---------- RAW RECORDS

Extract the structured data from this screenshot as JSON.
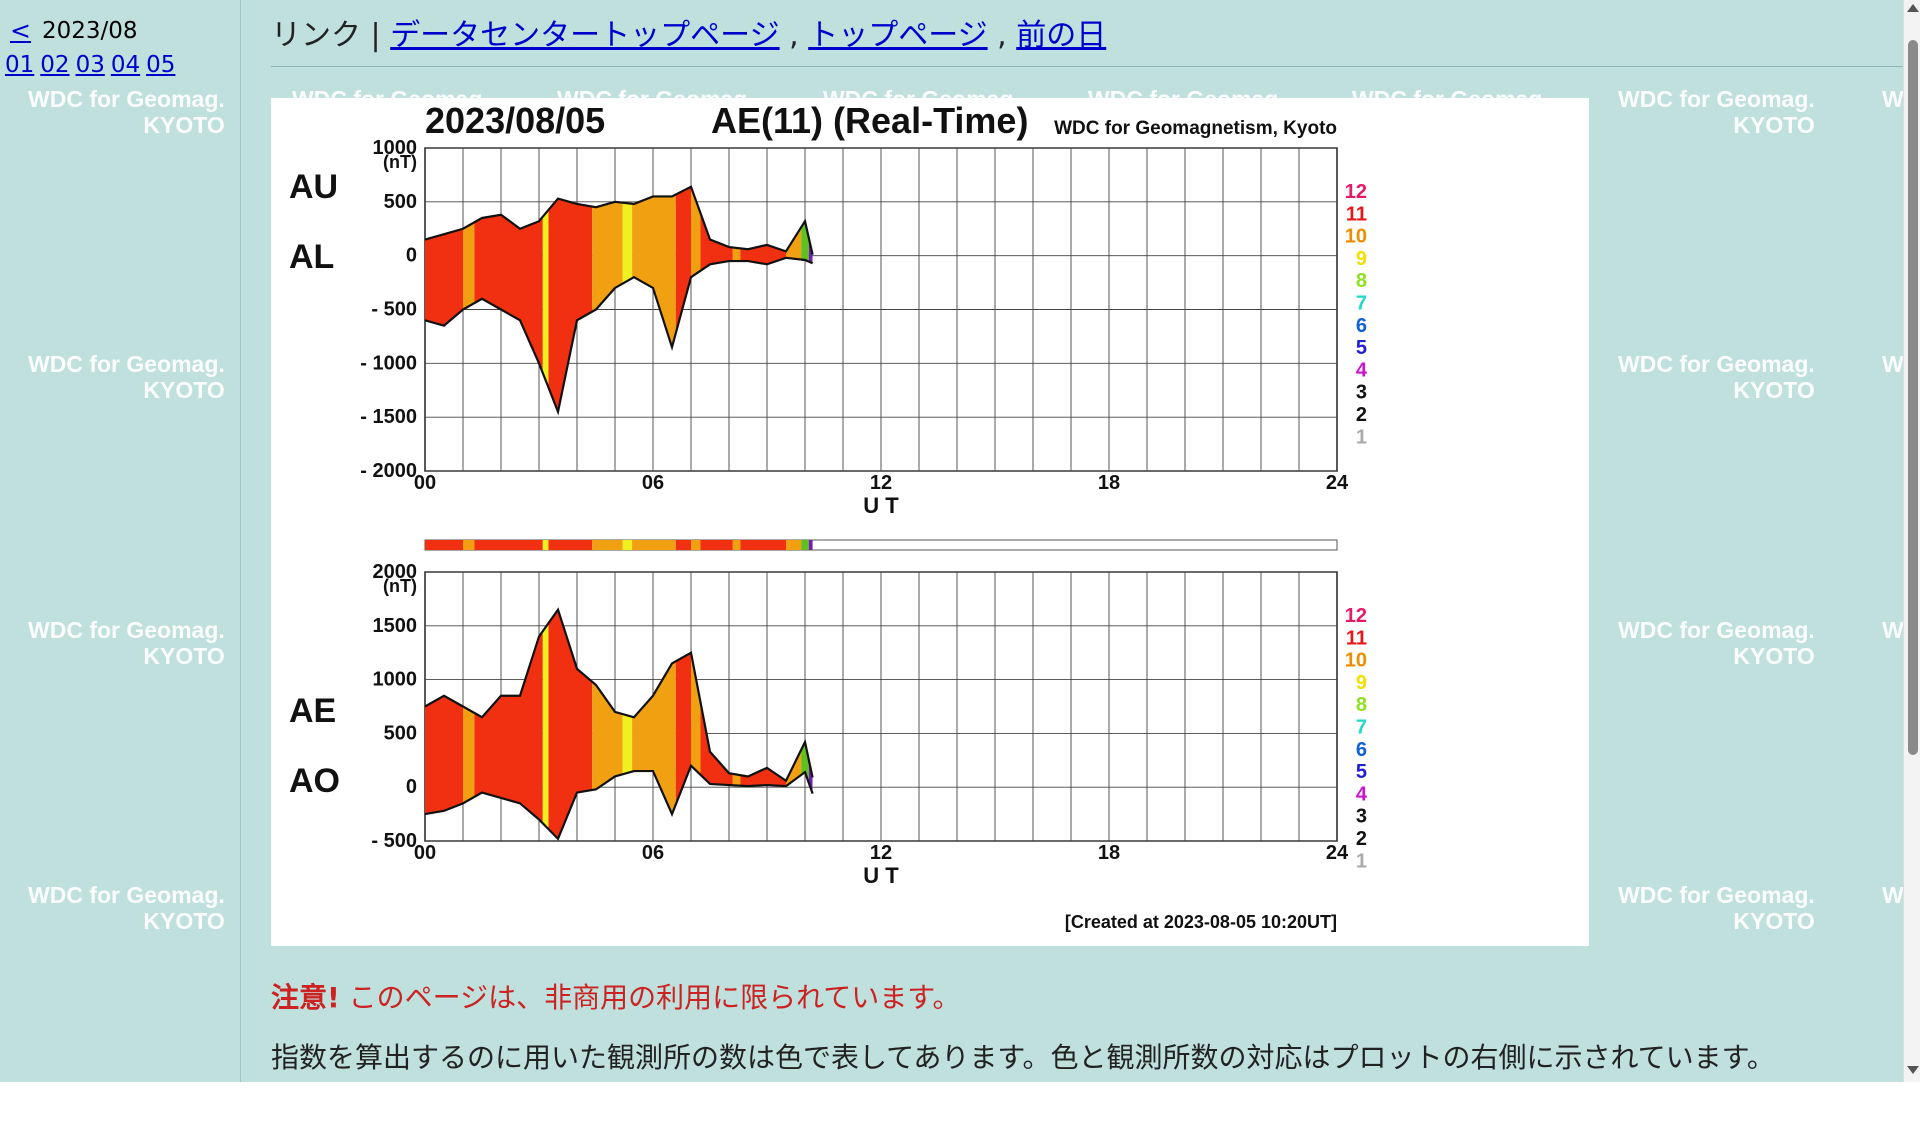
{
  "left_nav": {
    "prev_label": "<",
    "month": "2023/08",
    "days": [
      "01",
      "02",
      "03",
      "04",
      "05"
    ]
  },
  "topbar": {
    "prefix": "リンク | ",
    "links": [
      "データセンタートップページ",
      "トップページ",
      "前の日"
    ],
    "separator": " , "
  },
  "watermark": {
    "line1": "WDC for Geomag.",
    "line2": "KYOTO"
  },
  "warning": {
    "bold": "注意!",
    "text": " このページは、非商用の利用に限られています。"
  },
  "note": "指数を算出するのに用いた観測所の数は色で表してあります。色と観測所数の対応はプロットの右側に示されています。",
  "chart_data": [
    {
      "type": "area",
      "title": "AE(11) (Real-Time)",
      "date": "2023/08/05",
      "source": "WDC for Geomagnetism, Kyoto",
      "xlabel": "U T",
      "x_ticks": [
        "00",
        "06",
        "12",
        "18",
        "24"
      ],
      "xlim": [
        0,
        24
      ],
      "ylim": [
        -2000,
        1000
      ],
      "y_ticks": [
        "1000",
        "500",
        "0",
        "- 500",
        "- 1000",
        "- 1500",
        "- 2000"
      ],
      "y_unit": "(nT)",
      "grid": true,
      "side_labels": [
        "AU",
        "AL"
      ],
      "series": [
        {
          "name": "AU",
          "x": [
            0,
            0.5,
            1,
            1.5,
            2,
            2.5,
            3,
            3.5,
            4,
            4.5,
            5,
            5.5,
            6,
            6.5,
            7,
            7.5,
            8,
            8.5,
            9,
            9.5,
            10,
            10.2
          ],
          "values": [
            150,
            200,
            250,
            350,
            380,
            250,
            320,
            530,
            480,
            450,
            500,
            480,
            550,
            550,
            640,
            150,
            80,
            60,
            100,
            40,
            320,
            10
          ]
        },
        {
          "name": "AL",
          "x": [
            0,
            0.5,
            1,
            1.5,
            2,
            2.5,
            3,
            3.5,
            4,
            4.5,
            5,
            5.5,
            6,
            6.5,
            7,
            7.5,
            8,
            8.5,
            9,
            9.5,
            10,
            10.2
          ],
          "values": [
            -600,
            -650,
            -500,
            -400,
            -500,
            -600,
            -1000,
            -1450,
            -600,
            -500,
            -300,
            -200,
            -300,
            -850,
            -200,
            -80,
            -50,
            -50,
            -80,
            -20,
            -40,
            -70
          ]
        }
      ]
    },
    {
      "type": "area",
      "xlabel": "U T",
      "x_ticks": [
        "00",
        "06",
        "12",
        "18",
        "24"
      ],
      "xlim": [
        0,
        24
      ],
      "ylim": [
        -500,
        2000
      ],
      "y_ticks": [
        "2000",
        "1500",
        "1000",
        "500",
        "0",
        "- 500"
      ],
      "y_unit": "(nT)",
      "grid": true,
      "side_labels": [
        "AE",
        "AO"
      ],
      "series": [
        {
          "name": "AE",
          "x": [
            0,
            0.5,
            1,
            1.5,
            2,
            2.5,
            3,
            3.5,
            4,
            4.5,
            5,
            5.5,
            6,
            6.5,
            7,
            7.5,
            8,
            8.5,
            9,
            9.5,
            10,
            10.2
          ],
          "values": [
            750,
            850,
            750,
            650,
            850,
            850,
            1400,
            1650,
            1100,
            950,
            700,
            650,
            850,
            1150,
            1250,
            330,
            130,
            100,
            180,
            60,
            420,
            90
          ]
        },
        {
          "name": "AO",
          "x": [
            0,
            0.5,
            1,
            1.5,
            2,
            2.5,
            3,
            3.5,
            4,
            4.5,
            5,
            5.5,
            6,
            6.5,
            7,
            7.5,
            8,
            8.5,
            9,
            9.5,
            10,
            10.2
          ],
          "values": [
            -250,
            -220,
            -150,
            -50,
            -100,
            -150,
            -300,
            -480,
            -50,
            -20,
            100,
            150,
            150,
            -250,
            200,
            30,
            20,
            10,
            20,
            10,
            140,
            -60
          ]
        }
      ]
    }
  ],
  "station_legend": {
    "counts": [
      "12",
      "11",
      "10",
      "9",
      "8",
      "7",
      "6",
      "5",
      "4",
      "3",
      "2",
      "1"
    ],
    "colors": [
      "#e8186a",
      "#e81818",
      "#f08c00",
      "#f0e000",
      "#90e020",
      "#20d8d0",
      "#1060d8",
      "#2020d0",
      "#d010d0",
      "#111111",
      "#111111",
      "#aaaaaa"
    ]
  },
  "fill_segments": {
    "colors": {
      "red": "#f03010",
      "orange": "#f0a010",
      "yellow": "#f0f020",
      "green": "#60c020",
      "purple": "#7020b0"
    },
    "pattern": [
      [
        0,
        1,
        "red"
      ],
      [
        1,
        1.3,
        "orange"
      ],
      [
        1.3,
        3.1,
        "red"
      ],
      [
        3.1,
        3.25,
        "yellow"
      ],
      [
        3.25,
        3.5,
        "red"
      ],
      [
        3.5,
        4.4,
        "red"
      ],
      [
        4.4,
        5.2,
        "orange"
      ],
      [
        5.2,
        5.45,
        "yellow"
      ],
      [
        5.45,
        6.6,
        "orange"
      ],
      [
        6.6,
        7.0,
        "red"
      ],
      [
        7.0,
        7.25,
        "orange"
      ],
      [
        7.25,
        8.1,
        "red"
      ],
      [
        8.1,
        8.3,
        "orange"
      ],
      [
        8.3,
        9.5,
        "red"
      ],
      [
        9.5,
        9.9,
        "orange"
      ],
      [
        9.9,
        10.1,
        "green"
      ],
      [
        10.1,
        10.2,
        "purple"
      ]
    ]
  },
  "created_at": "[Created at 2023-08-05 10:20UT]"
}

--------------------

_GIVEN EXERCISE_:
Without including any pictures, please restate all the records exactly.

_COMPLETE OUTPUT_:
Extract the structured data from this screenshot as JSON.
{
  "left_nav": {
    "prev_label": "<",
    "month": "2023/08",
    "days": [
      "01",
      "02",
      "03",
      "04",
      "05"
    ]
  },
  "topbar": {
    "prefix": "リンク | ",
    "links": [
      "データセンタートップページ",
      "トップページ",
      "前の日"
    ],
    "separator": " , "
  },
  "watermark": {
    "line1": "WDC for Geomag.",
    "line2": "KYOTO"
  },
  "warning": {
    "bold": "注意!",
    "text": " このページは、非商用の利用に限られています。"
  },
  "note": "指数を算出するのに用いた観測所の数は色で表してあります。色と観測所数の対応はプロットの右側に示されています。",
  "chart_data": [
    {
      "type": "area",
      "title": "AE(11) (Real-Time)",
      "date": "2023/08/05",
      "source": "WDC for Geomagnetism, Kyoto",
      "xlabel": "U T",
      "x_ticks": [
        "00",
        "06",
        "12",
        "18",
        "24"
      ],
      "xlim": [
        0,
        24
      ],
      "ylim": [
        -2000,
        1000
      ],
      "y_ticks": [
        "1000",
        "500",
        "0",
        "- 500",
        "- 1000",
        "- 1500",
        "- 2000"
      ],
      "y_unit": "(nT)",
      "grid": true,
      "side_labels": [
        "AU",
        "AL"
      ],
      "series": [
        {
          "name": "AU",
          "x": [
            0,
            0.5,
            1,
            1.5,
            2,
            2.5,
            3,
            3.5,
            4,
            4.5,
            5,
            5.5,
            6,
            6.5,
            7,
            7.5,
            8,
            8.5,
            9,
            9.5,
            10,
            10.2
          ],
          "values": [
            150,
            200,
            250,
            350,
            380,
            250,
            320,
            530,
            480,
            450,
            500,
            480,
            550,
            550,
            640,
            150,
            80,
            60,
            100,
            40,
            320,
            10
          ]
        },
        {
          "name": "AL",
          "x": [
            0,
            0.5,
            1,
            1.5,
            2,
            2.5,
            3,
            3.5,
            4,
            4.5,
            5,
            5.5,
            6,
            6.5,
            7,
            7.5,
            8,
            8.5,
            9,
            9.5,
            10,
            10.2
          ],
          "values": [
            -600,
            -650,
            -500,
            -400,
            -500,
            -600,
            -1000,
            -1450,
            -600,
            -500,
            -300,
            -200,
            -300,
            -850,
            -200,
            -80,
            -50,
            -50,
            -80,
            -20,
            -40,
            -70
          ]
        }
      ]
    },
    {
      "type": "area",
      "xlabel": "U T",
      "x_ticks": [
        "00",
        "06",
        "12",
        "18",
        "24"
      ],
      "xlim": [
        0,
        24
      ],
      "ylim": [
        -500,
        2000
      ],
      "y_ticks": [
        "2000",
        "1500",
        "1000",
        "500",
        "0",
        "- 500"
      ],
      "y_unit": "(nT)",
      "grid": true,
      "side_labels": [
        "AE",
        "AO"
      ],
      "series": [
        {
          "name": "AE",
          "x": [
            0,
            0.5,
            1,
            1.5,
            2,
            2.5,
            3,
            3.5,
            4,
            4.5,
            5,
            5.5,
            6,
            6.5,
            7,
            7.5,
            8,
            8.5,
            9,
            9.5,
            10,
            10.2
          ],
          "values": [
            750,
            850,
            750,
            650,
            850,
            850,
            1400,
            1650,
            1100,
            950,
            700,
            650,
            850,
            1150,
            1250,
            330,
            130,
            100,
            180,
            60,
            420,
            90
          ]
        },
        {
          "name": "AO",
          "x": [
            0,
            0.5,
            1,
            1.5,
            2,
            2.5,
            3,
            3.5,
            4,
            4.5,
            5,
            5.5,
            6,
            6.5,
            7,
            7.5,
            8,
            8.5,
            9,
            9.5,
            10,
            10.2
          ],
          "values": [
            -250,
            -220,
            -150,
            -50,
            -100,
            -150,
            -300,
            -480,
            -50,
            -20,
            100,
            150,
            150,
            -250,
            200,
            30,
            20,
            10,
            20,
            10,
            140,
            -60
          ]
        }
      ]
    }
  ],
  "station_legend": {
    "counts": [
      "12",
      "11",
      "10",
      "9",
      "8",
      "7",
      "6",
      "5",
      "4",
      "3",
      "2",
      "1"
    ],
    "colors": [
      "#e8186a",
      "#e81818",
      "#f08c00",
      "#f0e000",
      "#90e020",
      "#20d8d0",
      "#1060d8",
      "#2020d0",
      "#d010d0",
      "#111111",
      "#111111",
      "#aaaaaa"
    ]
  },
  "fill_segments": {
    "colors": {
      "red": "#f03010",
      "orange": "#f0a010",
      "yellow": "#f0f020",
      "green": "#60c020",
      "purple": "#7020b0"
    },
    "pattern": [
      [
        0,
        1,
        "red"
      ],
      [
        1,
        1.3,
        "orange"
      ],
      [
        1.3,
        3.1,
        "red"
      ],
      [
        3.1,
        3.25,
        "yellow"
      ],
      [
        3.25,
        3.5,
        "red"
      ],
      [
        3.5,
        4.4,
        "red"
      ],
      [
        4.4,
        5.2,
        "orange"
      ],
      [
        5.2,
        5.45,
        "yellow"
      ],
      [
        5.45,
        6.6,
        "orange"
      ],
      [
        6.6,
        7.0,
        "red"
      ],
      [
        7.0,
        7.25,
        "orange"
      ],
      [
        7.25,
        8.1,
        "red"
      ],
      [
        8.1,
        8.3,
        "orange"
      ],
      [
        8.3,
        9.5,
        "red"
      ],
      [
        9.5,
        9.9,
        "orange"
      ],
      [
        9.9,
        10.1,
        "green"
      ],
      [
        10.1,
        10.2,
        "purple"
      ]
    ]
  },
  "created_at": "[Created at 2023-08-05 10:20UT]"
}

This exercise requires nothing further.